• [Dataset listings of figures]:
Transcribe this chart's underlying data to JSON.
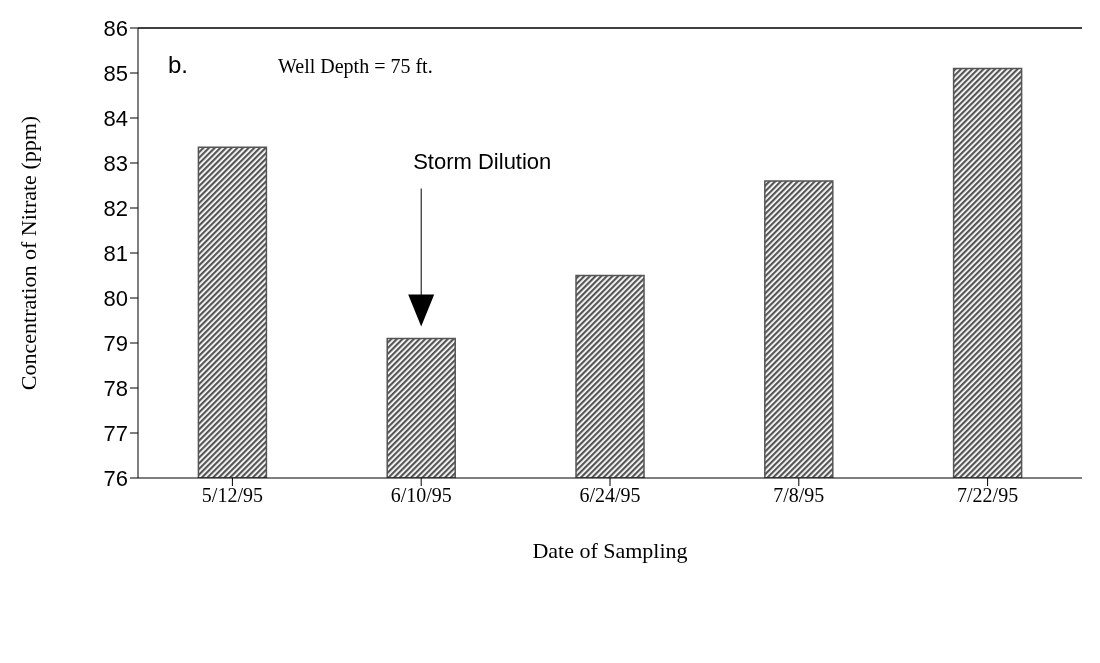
{
  "chart_data": {
    "type": "bar",
    "xlabel": "Date of Sampling",
    "ylabel": "Concentration of Nitrate (ppm)",
    "categories": [
      "5/12/95",
      "6/10/95",
      "6/24/95",
      "7/8/95",
      "7/22/95"
    ],
    "values": [
      83.35,
      79.1,
      80.5,
      82.6,
      85.1
    ],
    "color": "#555555",
    "ylim": [
      76,
      86
    ],
    "yticks": [
      76,
      77,
      78,
      79,
      80,
      81,
      82,
      83,
      84,
      85,
      86
    ],
    "grid": false,
    "legend": false,
    "annotations": [
      "b.",
      "Well Depth = 75 ft.",
      "Storm Dilution"
    ]
  }
}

• [WRITTEN PROBLEM]:
Each line above is to be copied verbatim. Drop any image from the copy.

• [ANSWER BELOW]:
Transcribe this chart's underlying data to JSON.
{
  "chart_data": {
    "type": "bar",
    "xlabel": "Date of Sampling",
    "ylabel": "Concentration of Nitrate (ppm)",
    "categories": [
      "5/12/95",
      "6/10/95",
      "6/24/95",
      "7/8/95",
      "7/22/95"
    ],
    "values": [
      83.35,
      79.1,
      80.5,
      82.6,
      85.1
    ],
    "color": "#555555",
    "ylim": [
      76,
      86
    ],
    "yticks": [
      76,
      77,
      78,
      79,
      80,
      81,
      82,
      83,
      84,
      85,
      86
    ],
    "grid": false,
    "legend": false,
    "annotations": [
      "b.",
      "Well Depth = 75 ft.",
      "Storm Dilution"
    ]
  }
}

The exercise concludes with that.